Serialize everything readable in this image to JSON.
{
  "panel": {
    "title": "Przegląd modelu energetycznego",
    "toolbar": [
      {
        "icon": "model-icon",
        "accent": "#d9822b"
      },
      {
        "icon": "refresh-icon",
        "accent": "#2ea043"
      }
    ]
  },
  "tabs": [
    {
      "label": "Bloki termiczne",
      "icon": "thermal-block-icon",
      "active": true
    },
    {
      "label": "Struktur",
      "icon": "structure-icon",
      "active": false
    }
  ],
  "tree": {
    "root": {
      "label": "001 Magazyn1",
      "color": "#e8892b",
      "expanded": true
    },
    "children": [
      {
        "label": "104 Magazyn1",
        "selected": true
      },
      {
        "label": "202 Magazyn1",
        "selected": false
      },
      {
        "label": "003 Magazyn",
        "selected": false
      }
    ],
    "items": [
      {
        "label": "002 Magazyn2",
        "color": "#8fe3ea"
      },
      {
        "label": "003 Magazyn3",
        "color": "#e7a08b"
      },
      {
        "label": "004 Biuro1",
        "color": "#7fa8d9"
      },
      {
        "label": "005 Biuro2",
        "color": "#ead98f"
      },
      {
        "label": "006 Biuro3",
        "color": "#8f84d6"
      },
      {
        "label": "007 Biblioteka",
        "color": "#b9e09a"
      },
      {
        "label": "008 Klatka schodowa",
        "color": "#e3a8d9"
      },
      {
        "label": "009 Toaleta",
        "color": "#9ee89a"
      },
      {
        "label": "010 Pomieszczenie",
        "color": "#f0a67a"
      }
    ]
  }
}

Stated task: Set down all of the data above, word for word.

The completed task:
Serialize everything readable in this image to JSON.
{
  "panel": {
    "title": "Przegląd modelu energetycznego",
    "toolbar": [
      {
        "icon": "model-icon",
        "accent": "#d9822b"
      },
      {
        "icon": "refresh-icon",
        "accent": "#2ea043"
      }
    ]
  },
  "tabs": [
    {
      "label": "Bloki termiczne",
      "icon": "thermal-block-icon",
      "active": true
    },
    {
      "label": "Struktur",
      "icon": "structure-icon",
      "active": false
    }
  ],
  "tree": {
    "root": {
      "label": "001 Magazyn1",
      "color": "#e8892b",
      "expanded": true
    },
    "children": [
      {
        "label": "104 Magazyn1",
        "selected": true
      },
      {
        "label": "202 Magazyn1",
        "selected": false
      },
      {
        "label": "003 Magazyn",
        "selected": false
      }
    ],
    "items": [
      {
        "label": "002 Magazyn2",
        "color": "#8fe3ea"
      },
      {
        "label": "003 Magazyn3",
        "color": "#e7a08b"
      },
      {
        "label": "004 Biuro1",
        "color": "#7fa8d9"
      },
      {
        "label": "005 Biuro2",
        "color": "#ead98f"
      },
      {
        "label": "006 Biuro3",
        "color": "#8f84d6"
      },
      {
        "label": "007 Biblioteka",
        "color": "#b9e09a"
      },
      {
        "label": "008 Klatka schodowa",
        "color": "#e3a8d9"
      },
      {
        "label": "009 Toaleta",
        "color": "#9ee89a"
      },
      {
        "label": "010 Pomieszczenie",
        "color": "#f0a67a"
      }
    ]
  }
}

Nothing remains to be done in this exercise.